[Figure collection entries]
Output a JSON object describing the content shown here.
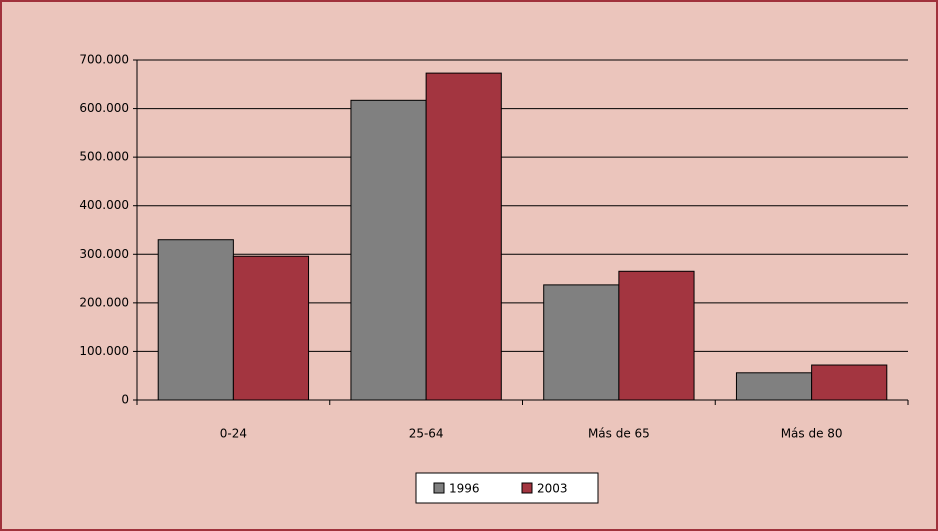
{
  "chart_data": {
    "type": "bar",
    "categories": [
      "0-24",
      "25-64",
      "Más de 65",
      "Más de 80"
    ],
    "series": [
      {
        "name": "1996",
        "color": "#808080",
        "values": [
          330000,
          617000,
          237000,
          56000
        ]
      },
      {
        "name": "2003",
        "color": "#a33540",
        "values": [
          296000,
          673000,
          265000,
          72000
        ]
      }
    ],
    "ylim": [
      0,
      700000
    ],
    "yticks": [
      0,
      {
        "value": 100000,
        "label": "100.000"
      },
      {
        "value": 200000,
        "label": "200.000"
      },
      {
        "value": 300000,
        "label": "300.000"
      },
      {
        "value": 400000,
        "label": "400.000"
      },
      {
        "value": 500000,
        "label": "500.000"
      },
      {
        "value": 600000,
        "label": "600.000"
      },
      {
        "value": 700000,
        "label": "700.000"
      }
    ],
    "grid": true,
    "legend": "bottom"
  }
}
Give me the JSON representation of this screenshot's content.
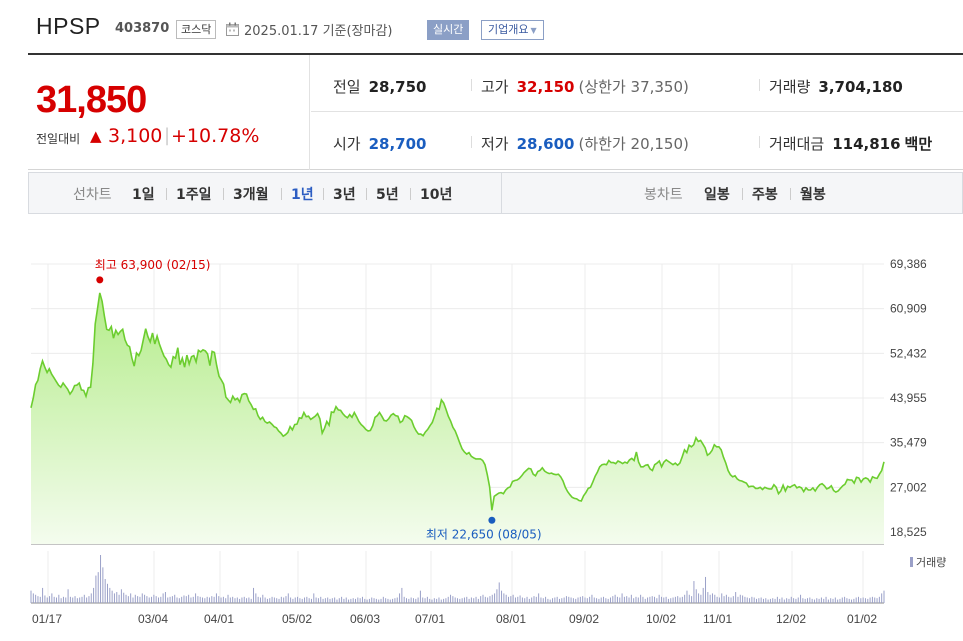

» **REQUIRED TASK**
Images should not appear in the copy; retype the listing above exactly.

» **FINISHED EXERCISE**
Output a JSON object describing the content shown here.
{
  "chart_data": {
    "type": "bar",
    "categories": [
      "0-24",
      "25-64",
      "Más de 65",
      "Más de 80"
    ],
    "series": [
      {
        "name": "1996",
        "color": "#808080",
        "values": [
          330000,
          617000,
          237000,
          56000
        ]
      },
      {
        "name": "2003",
        "color": "#a33540",
        "values": [
          296000,
          673000,
          265000,
          72000
        ]
      }
    ],
    "ylim": [
      0,
      700000
    ],
    "yticks": [
      0,
      {
        "value": 100000,
        "label": "100.000"
      },
      {
        "value": 200000,
        "label": "200.000"
      },
      {
        "value": 300000,
        "label": "300.000"
      },
      {
        "value": 400000,
        "label": "400.000"
      },
      {
        "value": 500000,
        "label": "500.000"
      },
      {
        "value": 600000,
        "label": "600.000"
      },
      {
        "value": 700000,
        "label": "700.000"
      }
    ],
    "grid": true,
    "legend": "bottom"
  }
}
Give me the JSON representation of this screenshot's content.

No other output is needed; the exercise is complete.